Recorded data:
######

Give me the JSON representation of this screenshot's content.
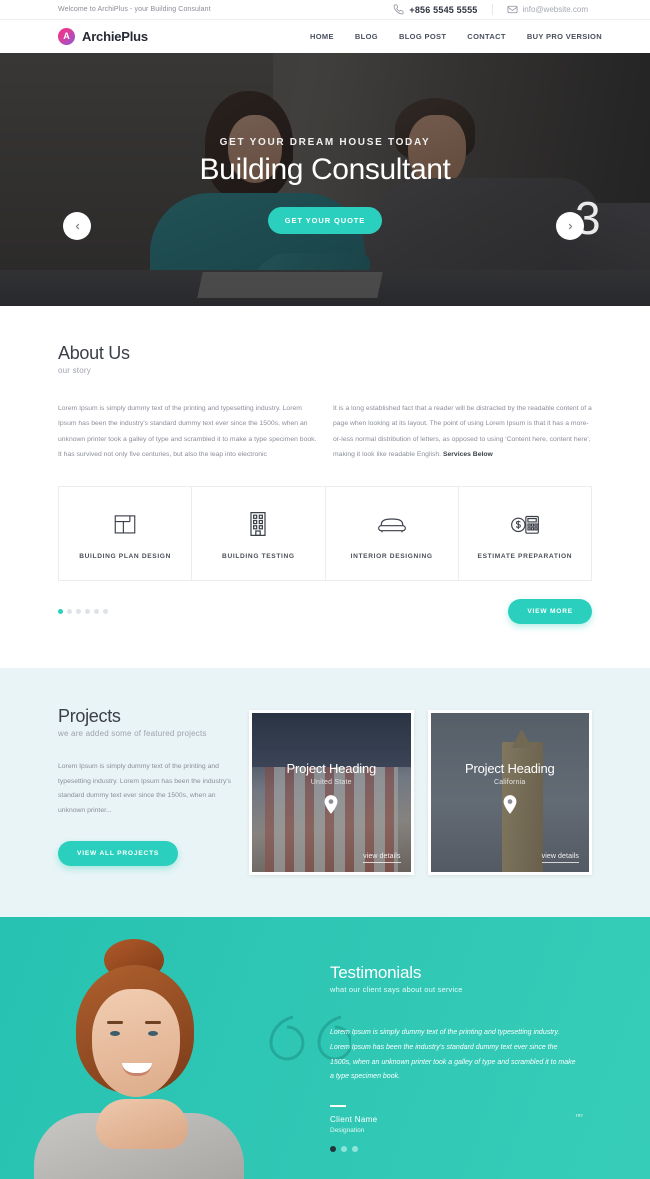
{
  "topbar": {
    "welcome": "Welcome to ArchiPlus - your Building Consulant",
    "phone": "+856 5545 5555",
    "email": "info@website.com",
    "phone_icon": "phone-icon",
    "mail_icon": "mail-icon"
  },
  "header": {
    "logo_letter": "A",
    "brand": "ArchiePlus",
    "nav": [
      {
        "label": "HOME"
      },
      {
        "label": "BLOG"
      },
      {
        "label": "BLOG POST"
      },
      {
        "label": "CONTACT"
      },
      {
        "label": "BUY PRO VERSION"
      }
    ]
  },
  "hero": {
    "kicker": "GET YOUR DREAM HOUSE TODAY",
    "title": "Building Consultant",
    "cta": "GET YOUR QUOTE",
    "slide_count": "3",
    "prev_icon": "chevron-left-icon",
    "next_icon": "chevron-right-icon"
  },
  "about": {
    "title": "About Us",
    "subtitle": "our story",
    "paragraph_left": "Lorem Ipsum is simply dummy text of the printing and typesetting industry. Lorem Ipsum has been the industry's standard dummy text ever since the 1500s, when an unknown printer took a galley of type and scrambled it to make a type specimen book. It has survived not only five centuries, but also the leap into electronic",
    "paragraph_right": "It is a long established fact that a reader will be distracted by the readable content of a page when looking at its layout. The point of using Lorem Ipsum is that it has a more-or-less normal distribution of letters, as opposed to using 'Content here, content here', making it look like readable English. ",
    "paragraph_right_bold": "Services Below",
    "services": [
      {
        "label": "BUILDING PLAN DESIGN",
        "icon": "floor-plan-icon"
      },
      {
        "label": "BUILDING TESTING",
        "icon": "building-icon"
      },
      {
        "label": "INTERIOR DESIGNING",
        "icon": "sofa-icon"
      },
      {
        "label": "ESTIMATE PREPARATION",
        "icon": "calculator-icon"
      }
    ],
    "dots": [
      true,
      false,
      false,
      false,
      false,
      false
    ],
    "view_more": "VIEW MORE"
  },
  "projects": {
    "title": "Projects",
    "subtitle": "we are added some of featured projects",
    "paragraph": "Lorem Ipsum is simply dummy text of the printing and typesetting industry. Lorem Ipsum has been the industry's standard dummy text ever since the 1500s, when an unknown printer...",
    "cta": "VIEW ALL PROJECTS",
    "cards": [
      {
        "title": "Project Heading",
        "location": "United State",
        "link": "view details",
        "pin_icon": "map-pin-icon"
      },
      {
        "title": "Project Heading",
        "location": "California",
        "link": "view details",
        "pin_icon": "map-pin-icon"
      }
    ]
  },
  "testimonials": {
    "title": "Testimonials",
    "subtitle": "what our client says about out service",
    "quote": "Lorem Ipsum is simply dummy text of the printing and typesetting industry. Lorem Ipsum has been the industry's standard dummy text ever since the 1500s, when an unknown printer took a galley of type and scrambled it to make a type specimen book.",
    "end_quote": "””",
    "client_name": "Client Name",
    "designation": "Designation",
    "dots": [
      true,
      false,
      false
    ],
    "quote_icon": "quote-mark-icon"
  },
  "colors": {
    "accent": "#2ad0bd",
    "teal_bg": "#2ec6b4",
    "projects_bg": "#e9f4f6",
    "brand_pink": "#f02a8e",
    "brand_purple": "#8b5ad6"
  }
}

######

→ **REQUEST**
What is the number of lines in the records above that include the word "phone"? Reply with that number and nothing more.

→ **SOLUTION FOR THIS EXERCISE**
2